— WHAT YOU WILL DO —
Find each line with "type" and copy it.

(Some records)
* Begin *

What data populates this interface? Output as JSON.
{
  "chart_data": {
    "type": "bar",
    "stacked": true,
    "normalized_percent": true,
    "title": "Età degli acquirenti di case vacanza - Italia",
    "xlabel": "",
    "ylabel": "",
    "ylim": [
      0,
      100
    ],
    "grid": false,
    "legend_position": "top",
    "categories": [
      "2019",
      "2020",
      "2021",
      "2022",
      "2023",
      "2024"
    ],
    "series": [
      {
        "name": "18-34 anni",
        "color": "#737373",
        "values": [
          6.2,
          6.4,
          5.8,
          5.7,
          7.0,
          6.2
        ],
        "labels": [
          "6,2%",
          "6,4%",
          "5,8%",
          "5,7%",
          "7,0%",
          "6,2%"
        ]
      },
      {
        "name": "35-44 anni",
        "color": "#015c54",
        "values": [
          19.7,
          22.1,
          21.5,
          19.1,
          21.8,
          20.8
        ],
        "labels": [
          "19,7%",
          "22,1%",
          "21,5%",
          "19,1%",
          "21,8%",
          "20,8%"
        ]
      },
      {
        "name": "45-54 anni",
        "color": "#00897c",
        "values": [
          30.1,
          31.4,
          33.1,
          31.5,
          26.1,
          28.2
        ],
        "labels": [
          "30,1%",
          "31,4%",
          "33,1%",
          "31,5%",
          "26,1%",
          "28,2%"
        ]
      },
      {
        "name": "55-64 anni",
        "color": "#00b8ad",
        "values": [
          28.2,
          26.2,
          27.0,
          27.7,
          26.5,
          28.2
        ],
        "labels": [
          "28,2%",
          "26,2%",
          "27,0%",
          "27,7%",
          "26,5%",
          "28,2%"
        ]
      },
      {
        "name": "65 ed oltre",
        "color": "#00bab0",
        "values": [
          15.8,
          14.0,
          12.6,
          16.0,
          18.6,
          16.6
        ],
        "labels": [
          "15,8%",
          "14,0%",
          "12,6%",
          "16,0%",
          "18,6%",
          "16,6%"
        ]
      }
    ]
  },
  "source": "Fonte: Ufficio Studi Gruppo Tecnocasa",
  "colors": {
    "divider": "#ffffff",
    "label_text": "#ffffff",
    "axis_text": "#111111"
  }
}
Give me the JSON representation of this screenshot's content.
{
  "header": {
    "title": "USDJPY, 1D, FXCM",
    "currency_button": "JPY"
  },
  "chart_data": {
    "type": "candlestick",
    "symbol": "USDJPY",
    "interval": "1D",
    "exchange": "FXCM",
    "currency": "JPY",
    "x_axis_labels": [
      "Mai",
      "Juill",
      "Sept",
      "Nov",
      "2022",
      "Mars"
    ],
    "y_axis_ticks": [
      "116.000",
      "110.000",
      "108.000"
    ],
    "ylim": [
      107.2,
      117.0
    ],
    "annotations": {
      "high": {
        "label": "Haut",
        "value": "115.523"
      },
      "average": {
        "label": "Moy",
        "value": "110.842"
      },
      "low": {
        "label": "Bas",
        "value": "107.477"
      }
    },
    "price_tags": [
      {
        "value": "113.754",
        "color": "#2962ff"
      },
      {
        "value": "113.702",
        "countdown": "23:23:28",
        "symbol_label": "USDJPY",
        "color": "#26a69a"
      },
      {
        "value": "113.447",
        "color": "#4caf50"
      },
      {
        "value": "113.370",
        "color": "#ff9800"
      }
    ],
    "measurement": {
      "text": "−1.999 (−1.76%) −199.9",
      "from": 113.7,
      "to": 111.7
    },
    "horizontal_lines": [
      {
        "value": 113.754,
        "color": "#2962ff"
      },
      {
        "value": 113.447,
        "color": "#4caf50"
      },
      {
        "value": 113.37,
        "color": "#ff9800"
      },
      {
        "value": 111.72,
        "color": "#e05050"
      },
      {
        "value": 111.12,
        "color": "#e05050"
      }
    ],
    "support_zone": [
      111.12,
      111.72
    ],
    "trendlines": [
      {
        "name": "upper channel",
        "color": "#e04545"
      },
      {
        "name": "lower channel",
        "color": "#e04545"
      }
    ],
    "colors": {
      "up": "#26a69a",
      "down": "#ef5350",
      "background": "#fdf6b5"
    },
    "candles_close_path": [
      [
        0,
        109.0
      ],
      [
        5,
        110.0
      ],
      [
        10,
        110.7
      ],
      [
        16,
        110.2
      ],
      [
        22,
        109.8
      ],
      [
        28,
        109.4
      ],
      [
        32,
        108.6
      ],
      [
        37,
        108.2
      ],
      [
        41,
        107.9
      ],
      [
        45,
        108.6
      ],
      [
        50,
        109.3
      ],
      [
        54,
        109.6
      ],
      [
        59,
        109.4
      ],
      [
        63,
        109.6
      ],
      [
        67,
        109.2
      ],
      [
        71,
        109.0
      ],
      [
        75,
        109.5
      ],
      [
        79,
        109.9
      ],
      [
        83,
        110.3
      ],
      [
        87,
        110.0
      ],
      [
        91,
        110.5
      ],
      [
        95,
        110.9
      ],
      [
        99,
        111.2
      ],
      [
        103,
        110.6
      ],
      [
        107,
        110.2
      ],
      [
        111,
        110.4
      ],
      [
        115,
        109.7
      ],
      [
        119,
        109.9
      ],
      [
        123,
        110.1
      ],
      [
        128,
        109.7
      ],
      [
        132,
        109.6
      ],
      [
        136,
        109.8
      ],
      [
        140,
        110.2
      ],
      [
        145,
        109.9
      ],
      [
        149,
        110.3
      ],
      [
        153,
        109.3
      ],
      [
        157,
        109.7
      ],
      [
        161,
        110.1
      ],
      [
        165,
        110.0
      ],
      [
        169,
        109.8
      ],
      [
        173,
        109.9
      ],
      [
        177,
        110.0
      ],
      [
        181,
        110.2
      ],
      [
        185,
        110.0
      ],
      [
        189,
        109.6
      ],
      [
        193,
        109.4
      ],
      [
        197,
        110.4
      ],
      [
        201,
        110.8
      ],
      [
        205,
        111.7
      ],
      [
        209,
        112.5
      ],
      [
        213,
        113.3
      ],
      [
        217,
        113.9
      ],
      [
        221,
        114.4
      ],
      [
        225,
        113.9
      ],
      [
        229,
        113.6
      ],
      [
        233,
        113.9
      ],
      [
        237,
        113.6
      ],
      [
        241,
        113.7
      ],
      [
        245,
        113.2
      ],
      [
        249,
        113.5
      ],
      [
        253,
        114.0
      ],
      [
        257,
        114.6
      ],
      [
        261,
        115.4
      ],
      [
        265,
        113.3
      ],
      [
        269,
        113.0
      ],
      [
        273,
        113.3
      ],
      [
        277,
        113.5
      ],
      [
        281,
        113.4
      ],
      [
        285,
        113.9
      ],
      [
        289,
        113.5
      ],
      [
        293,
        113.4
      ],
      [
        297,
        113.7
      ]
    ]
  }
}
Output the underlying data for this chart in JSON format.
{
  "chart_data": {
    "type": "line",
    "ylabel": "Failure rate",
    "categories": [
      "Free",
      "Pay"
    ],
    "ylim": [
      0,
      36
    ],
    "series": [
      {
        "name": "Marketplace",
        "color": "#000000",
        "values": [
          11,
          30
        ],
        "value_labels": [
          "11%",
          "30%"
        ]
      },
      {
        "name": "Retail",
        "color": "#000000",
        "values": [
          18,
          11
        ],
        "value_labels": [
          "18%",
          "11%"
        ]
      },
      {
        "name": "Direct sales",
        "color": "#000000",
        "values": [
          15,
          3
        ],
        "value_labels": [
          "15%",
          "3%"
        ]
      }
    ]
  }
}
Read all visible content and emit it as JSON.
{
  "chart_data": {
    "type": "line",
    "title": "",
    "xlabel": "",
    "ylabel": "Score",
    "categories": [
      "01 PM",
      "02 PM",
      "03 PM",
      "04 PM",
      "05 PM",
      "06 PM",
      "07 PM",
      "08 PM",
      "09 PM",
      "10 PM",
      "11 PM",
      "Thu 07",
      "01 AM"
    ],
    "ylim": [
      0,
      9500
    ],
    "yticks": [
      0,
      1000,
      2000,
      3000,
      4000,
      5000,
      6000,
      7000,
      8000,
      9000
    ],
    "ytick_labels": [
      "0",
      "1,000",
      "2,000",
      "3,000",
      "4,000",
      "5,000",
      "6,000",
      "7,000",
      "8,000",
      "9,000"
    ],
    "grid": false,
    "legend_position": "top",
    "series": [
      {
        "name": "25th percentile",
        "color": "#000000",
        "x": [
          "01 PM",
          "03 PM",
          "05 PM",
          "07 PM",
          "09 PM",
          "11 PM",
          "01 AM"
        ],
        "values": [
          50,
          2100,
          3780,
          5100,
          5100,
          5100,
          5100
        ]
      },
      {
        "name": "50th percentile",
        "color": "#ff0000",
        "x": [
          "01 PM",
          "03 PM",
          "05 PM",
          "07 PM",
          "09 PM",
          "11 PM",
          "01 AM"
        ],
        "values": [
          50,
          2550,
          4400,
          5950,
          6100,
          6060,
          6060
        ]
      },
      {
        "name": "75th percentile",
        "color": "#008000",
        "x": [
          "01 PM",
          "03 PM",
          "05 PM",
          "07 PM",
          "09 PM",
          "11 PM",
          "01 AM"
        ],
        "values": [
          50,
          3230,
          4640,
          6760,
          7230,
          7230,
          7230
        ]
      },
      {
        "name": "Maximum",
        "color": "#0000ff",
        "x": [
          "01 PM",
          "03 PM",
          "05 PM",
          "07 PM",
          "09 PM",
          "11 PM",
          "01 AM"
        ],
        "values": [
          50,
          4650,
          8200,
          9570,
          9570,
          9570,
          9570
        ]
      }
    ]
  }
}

* End *

— SOLUTION TO THE EXERCISE —
    "type": "bar",
    "type": "candlestick",
    "type": "line",
    "type": "line",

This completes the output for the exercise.